● **INFORMATION SHOWN**:
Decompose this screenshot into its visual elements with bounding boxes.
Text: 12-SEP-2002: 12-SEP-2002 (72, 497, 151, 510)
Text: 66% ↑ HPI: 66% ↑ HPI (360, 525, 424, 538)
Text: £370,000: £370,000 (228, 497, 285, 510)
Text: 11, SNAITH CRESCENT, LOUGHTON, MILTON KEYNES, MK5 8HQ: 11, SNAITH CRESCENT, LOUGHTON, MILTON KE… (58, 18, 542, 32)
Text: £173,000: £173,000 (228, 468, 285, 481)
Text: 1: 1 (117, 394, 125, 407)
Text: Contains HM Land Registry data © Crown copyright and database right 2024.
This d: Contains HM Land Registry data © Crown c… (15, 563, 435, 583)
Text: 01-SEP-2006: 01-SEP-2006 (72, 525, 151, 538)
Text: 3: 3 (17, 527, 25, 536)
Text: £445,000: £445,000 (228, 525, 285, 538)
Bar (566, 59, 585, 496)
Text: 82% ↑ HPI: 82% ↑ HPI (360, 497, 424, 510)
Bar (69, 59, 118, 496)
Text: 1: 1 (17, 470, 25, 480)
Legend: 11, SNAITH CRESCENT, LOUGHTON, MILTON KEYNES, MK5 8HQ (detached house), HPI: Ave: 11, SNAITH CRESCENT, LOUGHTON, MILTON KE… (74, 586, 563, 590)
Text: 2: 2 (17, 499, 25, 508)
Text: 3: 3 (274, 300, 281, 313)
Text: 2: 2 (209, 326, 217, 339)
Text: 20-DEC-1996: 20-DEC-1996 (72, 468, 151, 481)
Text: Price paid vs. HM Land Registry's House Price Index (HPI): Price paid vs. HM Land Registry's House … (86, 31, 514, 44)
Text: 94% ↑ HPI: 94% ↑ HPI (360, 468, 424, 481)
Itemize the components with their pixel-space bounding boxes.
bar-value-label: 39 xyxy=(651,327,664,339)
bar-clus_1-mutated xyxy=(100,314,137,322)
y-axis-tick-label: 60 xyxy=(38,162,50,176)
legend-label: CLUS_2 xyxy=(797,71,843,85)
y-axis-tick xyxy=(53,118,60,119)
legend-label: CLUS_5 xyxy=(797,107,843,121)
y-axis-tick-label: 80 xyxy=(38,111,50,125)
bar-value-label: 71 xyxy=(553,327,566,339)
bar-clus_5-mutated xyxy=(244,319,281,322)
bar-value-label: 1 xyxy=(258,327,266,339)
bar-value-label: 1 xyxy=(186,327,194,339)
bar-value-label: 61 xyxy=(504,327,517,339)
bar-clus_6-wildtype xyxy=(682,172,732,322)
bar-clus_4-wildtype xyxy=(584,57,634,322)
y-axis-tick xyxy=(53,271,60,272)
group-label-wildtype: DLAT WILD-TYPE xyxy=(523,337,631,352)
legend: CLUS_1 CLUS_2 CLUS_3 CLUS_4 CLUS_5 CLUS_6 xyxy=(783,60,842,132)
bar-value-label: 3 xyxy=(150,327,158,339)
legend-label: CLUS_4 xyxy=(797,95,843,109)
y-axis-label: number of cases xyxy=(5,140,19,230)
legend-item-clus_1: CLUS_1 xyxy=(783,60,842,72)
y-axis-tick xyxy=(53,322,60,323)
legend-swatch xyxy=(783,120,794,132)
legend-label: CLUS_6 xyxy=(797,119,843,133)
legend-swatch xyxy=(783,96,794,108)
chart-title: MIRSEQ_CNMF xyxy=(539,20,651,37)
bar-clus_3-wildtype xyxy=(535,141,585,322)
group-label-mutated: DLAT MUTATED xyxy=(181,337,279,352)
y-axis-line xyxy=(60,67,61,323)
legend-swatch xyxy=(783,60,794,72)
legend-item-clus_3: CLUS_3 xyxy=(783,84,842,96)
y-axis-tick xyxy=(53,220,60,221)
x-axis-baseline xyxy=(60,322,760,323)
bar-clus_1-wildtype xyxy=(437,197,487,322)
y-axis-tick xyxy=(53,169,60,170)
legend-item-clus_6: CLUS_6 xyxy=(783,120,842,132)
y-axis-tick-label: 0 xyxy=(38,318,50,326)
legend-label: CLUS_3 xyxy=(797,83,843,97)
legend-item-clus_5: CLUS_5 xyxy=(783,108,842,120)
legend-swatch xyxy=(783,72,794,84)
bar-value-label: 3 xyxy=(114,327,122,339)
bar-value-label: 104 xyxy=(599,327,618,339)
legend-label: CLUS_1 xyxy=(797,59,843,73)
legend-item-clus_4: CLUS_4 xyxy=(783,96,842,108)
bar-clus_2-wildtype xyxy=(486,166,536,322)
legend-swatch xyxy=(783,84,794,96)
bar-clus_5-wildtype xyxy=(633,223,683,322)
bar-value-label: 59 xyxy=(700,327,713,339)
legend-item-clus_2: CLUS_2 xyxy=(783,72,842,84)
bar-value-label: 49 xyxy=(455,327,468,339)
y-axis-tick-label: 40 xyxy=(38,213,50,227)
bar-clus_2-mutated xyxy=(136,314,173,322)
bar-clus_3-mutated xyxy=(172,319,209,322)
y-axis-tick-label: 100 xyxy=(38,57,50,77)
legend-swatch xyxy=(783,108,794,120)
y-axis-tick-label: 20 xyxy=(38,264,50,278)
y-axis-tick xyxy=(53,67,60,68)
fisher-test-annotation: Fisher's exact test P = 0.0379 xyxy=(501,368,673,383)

● **DO THIS**:
Reproduce all of the data above, substituting "legend-marker" for every occurrence of "legend-swatch" and changing nothing else.

● **SOLUTION TO THE EXERCISE**:
Decompose this screenshot into its visual elements with bounding boxes.
Text: 12-SEP-2002: 12-SEP-2002 (72, 497, 151, 510)
Text: 66% ↑ HPI: 66% ↑ HPI (360, 525, 424, 538)
Text: £370,000: £370,000 (228, 497, 285, 510)
Text: 11, SNAITH CRESCENT, LOUGHTON, MILTON KEYNES, MK5 8HQ: 11, SNAITH CRESCENT, LOUGHTON, MILTON KE… (58, 18, 542, 32)
Text: £173,000: £173,000 (228, 468, 285, 481)
Text: 1: 1 (117, 394, 125, 407)
Text: Contains HM Land Registry data © Crown copyright and database right 2024.
This d: Contains HM Land Registry data © Crown c… (15, 563, 435, 583)
Text: 01-SEP-2006: 01-SEP-2006 (72, 525, 151, 538)
Text: 3: 3 (17, 527, 25, 536)
Text: £445,000: £445,000 (228, 525, 285, 538)
Bar (566, 59, 585, 496)
Text: 82% ↑ HPI: 82% ↑ HPI (360, 497, 424, 510)
Bar (69, 59, 118, 496)
Text: 1: 1 (17, 470, 25, 480)
Legend: 11, SNAITH CRESCENT, LOUGHTON, MILTON KEYNES, MK5 8HQ (detached house), HPI: Ave: 11, SNAITH CRESCENT, LOUGHTON, MILTON KE… (74, 586, 563, 590)
Text: 2: 2 (17, 499, 25, 508)
Text: 3: 3 (274, 300, 281, 313)
Text: 2: 2 (209, 326, 217, 339)
Text: 20-DEC-1996: 20-DEC-1996 (72, 468, 151, 481)
Text: Price paid vs. HM Land Registry's House Price Index (HPI): Price paid vs. HM Land Registry's House … (86, 31, 514, 44)
Text: 94% ↑ HPI: 94% ↑ HPI (360, 468, 424, 481)
Itemize the components with their pixel-space bounding boxes.
bar-value-label: 39 xyxy=(651,327,664,339)
bar-clus_1-mutated xyxy=(100,314,137,322)
y-axis-tick-label: 60 xyxy=(38,162,50,176)
legend-label: CLUS_2 xyxy=(797,71,843,85)
y-axis-tick xyxy=(53,118,60,119)
legend-label: CLUS_5 xyxy=(797,107,843,121)
y-axis-tick-label: 80 xyxy=(38,111,50,125)
bar-value-label: 71 xyxy=(553,327,566,339)
bar-clus_5-mutated xyxy=(244,319,281,322)
bar-value-label: 1 xyxy=(258,327,266,339)
bar-value-label: 1 xyxy=(186,327,194,339)
bar-value-label: 61 xyxy=(504,327,517,339)
bar-clus_6-wildtype xyxy=(682,172,732,322)
bar-clus_4-wildtype xyxy=(584,57,634,322)
y-axis-tick xyxy=(53,271,60,272)
group-label-wildtype: DLAT WILD-TYPE xyxy=(523,337,631,352)
legend: CLUS_1 CLUS_2 CLUS_3 CLUS_4 CLUS_5 CLUS_6 xyxy=(783,60,842,132)
bar-value-label: 3 xyxy=(150,327,158,339)
legend-label: CLUS_4 xyxy=(797,95,843,109)
y-axis-label: number of cases xyxy=(5,140,19,230)
legend-item-clus_1: CLUS_1 xyxy=(783,60,842,72)
y-axis-tick xyxy=(53,322,60,323)
legend-marker xyxy=(783,120,794,132)
legend-label: CLUS_6 xyxy=(797,119,843,133)
legend-marker xyxy=(783,96,794,108)
chart-title: MIRSEQ_CNMF xyxy=(539,20,651,37)
bar-clus_3-wildtype xyxy=(535,141,585,322)
group-label-mutated: DLAT MUTATED xyxy=(181,337,279,352)
y-axis-line xyxy=(60,67,61,323)
legend-marker xyxy=(783,60,794,72)
legend-item-clus_3: CLUS_3 xyxy=(783,84,842,96)
y-axis-tick xyxy=(53,220,60,221)
x-axis-baseline xyxy=(60,322,760,323)
bar-clus_1-wildtype xyxy=(437,197,487,322)
y-axis-tick xyxy=(53,169,60,170)
legend-item-clus_6: CLUS_6 xyxy=(783,120,842,132)
y-axis-tick-label: 0 xyxy=(38,318,50,326)
legend-label: CLUS_3 xyxy=(797,83,843,97)
legend-item-clus_5: CLUS_5 xyxy=(783,108,842,120)
legend-marker xyxy=(783,72,794,84)
bar-value-label: 3 xyxy=(114,327,122,339)
bar-value-label: 104 xyxy=(599,327,618,339)
legend-label: CLUS_1 xyxy=(797,59,843,73)
legend-item-clus_4: CLUS_4 xyxy=(783,96,842,108)
bar-clus_2-wildtype xyxy=(486,166,536,322)
legend-marker xyxy=(783,84,794,96)
bar-clus_5-wildtype xyxy=(633,223,683,322)
bar-value-label: 59 xyxy=(700,327,713,339)
legend-item-clus_2: CLUS_2 xyxy=(783,72,842,84)
bar-value-label: 49 xyxy=(455,327,468,339)
y-axis-tick-label: 40 xyxy=(38,213,50,227)
bar-clus_2-mutated xyxy=(136,314,173,322)
bar-clus_3-mutated xyxy=(172,319,209,322)
y-axis-tick-label: 100 xyxy=(38,57,50,77)
legend-marker xyxy=(783,108,794,120)
y-axis-tick-label: 20 xyxy=(38,264,50,278)
y-axis-tick xyxy=(53,67,60,68)
fisher-test-annotation: Fisher's exact test P = 0.0379 xyxy=(501,368,673,383)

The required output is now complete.